» Brief
Set the data down again, exactly as it reads, but without the pictures.
· · · · ·
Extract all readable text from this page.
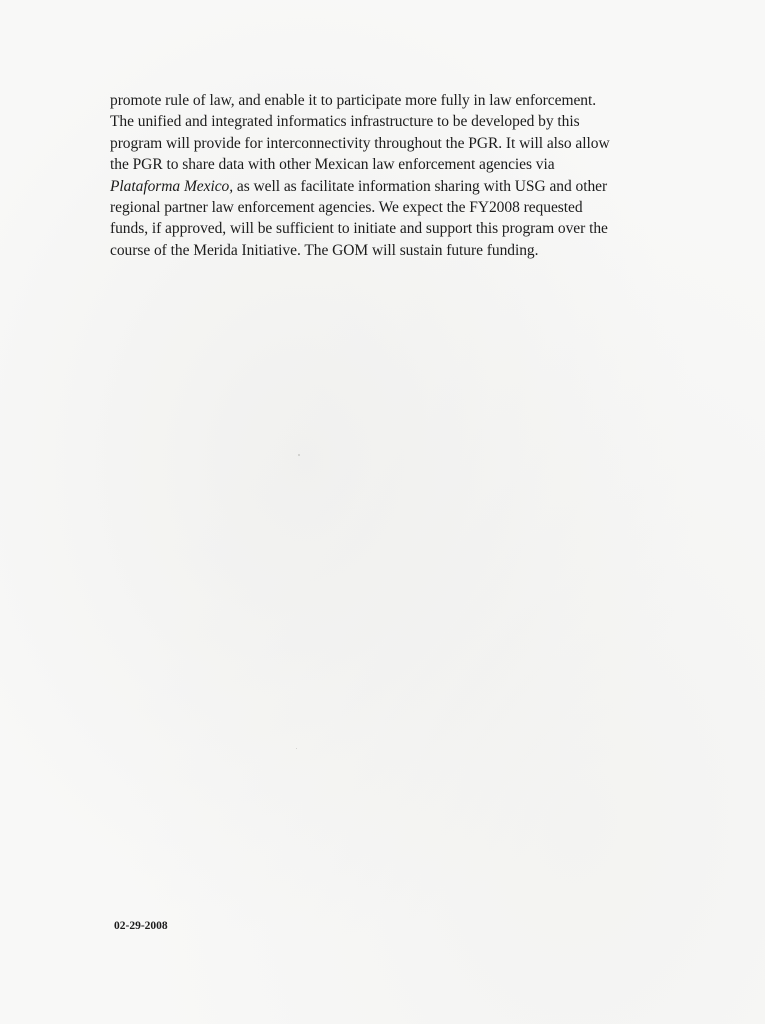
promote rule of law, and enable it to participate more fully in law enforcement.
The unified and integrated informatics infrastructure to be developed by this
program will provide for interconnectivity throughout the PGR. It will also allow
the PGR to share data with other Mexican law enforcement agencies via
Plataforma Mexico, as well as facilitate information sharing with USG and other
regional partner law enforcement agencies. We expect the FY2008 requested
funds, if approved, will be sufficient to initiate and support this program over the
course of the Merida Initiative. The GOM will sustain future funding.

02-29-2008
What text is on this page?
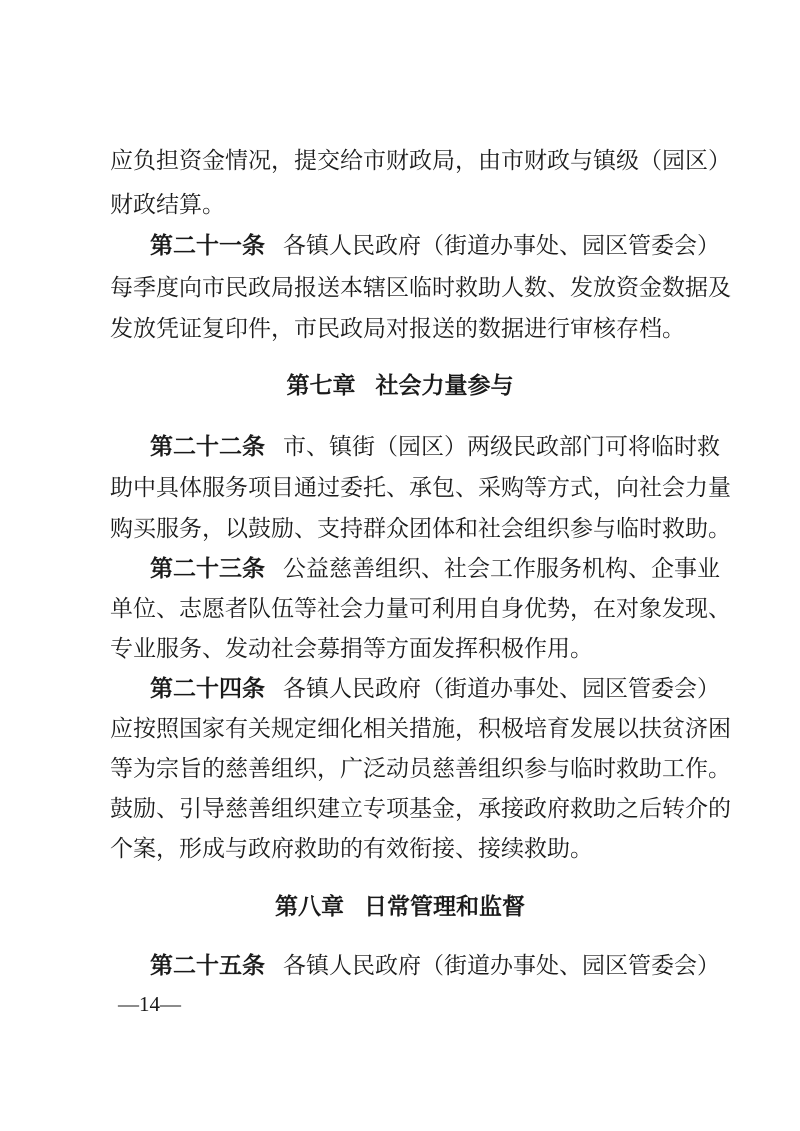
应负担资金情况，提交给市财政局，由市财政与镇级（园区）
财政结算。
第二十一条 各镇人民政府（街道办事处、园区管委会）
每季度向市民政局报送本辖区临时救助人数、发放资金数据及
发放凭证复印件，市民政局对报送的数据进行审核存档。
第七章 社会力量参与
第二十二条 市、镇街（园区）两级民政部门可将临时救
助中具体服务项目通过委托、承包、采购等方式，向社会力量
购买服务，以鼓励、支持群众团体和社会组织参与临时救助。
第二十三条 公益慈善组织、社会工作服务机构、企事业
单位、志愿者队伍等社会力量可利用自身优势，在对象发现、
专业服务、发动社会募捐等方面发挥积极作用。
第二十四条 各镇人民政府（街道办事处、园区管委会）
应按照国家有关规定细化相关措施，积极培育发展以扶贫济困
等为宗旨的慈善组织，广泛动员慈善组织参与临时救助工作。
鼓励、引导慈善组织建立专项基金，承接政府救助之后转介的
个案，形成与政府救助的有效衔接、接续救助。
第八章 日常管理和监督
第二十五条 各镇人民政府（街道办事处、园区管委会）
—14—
· · · · ·
» Right answer
Extract all readable text from this page.
promote rule of law, and enable it to participate more fully in law enforcement.
The unified and integrated informatics infrastructure to be developed by this
program will provide for interconnectivity throughout the PGR. It will also allow
the PGR to share data with other Mexican law enforcement agencies via
Plataforma Mexico, as well as facilitate information sharing with USG and other
regional partner law enforcement agencies. We expect the FY2008 requested
funds, if approved, will be sufficient to initiate and support this program over the
course of the Merida Initiative. The GOM will sustain future funding.

02-29-2008
What text is on this page?
应负担资金情况，提交给市财政局，由市财政与镇级（园区）
财政结算。
第二十一条 各镇人民政府（街道办事处、园区管委会）
每季度向市民政局报送本辖区临时救助人数、发放资金数据及
发放凭证复印件，市民政局对报送的数据进行审核存档。
第七章 社会力量参与
第二十二条 市、镇街（园区）两级民政部门可将临时救
助中具体服务项目通过委托、承包、采购等方式，向社会力量
购买服务，以鼓励、支持群众团体和社会组织参与临时救助。
第二十三条 公益慈善组织、社会工作服务机构、企事业
单位、志愿者队伍等社会力量可利用自身优势，在对象发现、
专业服务、发动社会募捐等方面发挥积极作用。
第二十四条 各镇人民政府（街道办事处、园区管委会）
应按照国家有关规定细化相关措施，积极培育发展以扶贫济困
等为宗旨的慈善组织，广泛动员慈善组织参与临时救助工作。
鼓励、引导慈善组织建立专项基金，承接政府救助之后转介的
个案，形成与政府救助的有效衔接、接续救助。
第八章 日常管理和监督
第二十五条 各镇人民政府（街道办事处、园区管委会）
—14—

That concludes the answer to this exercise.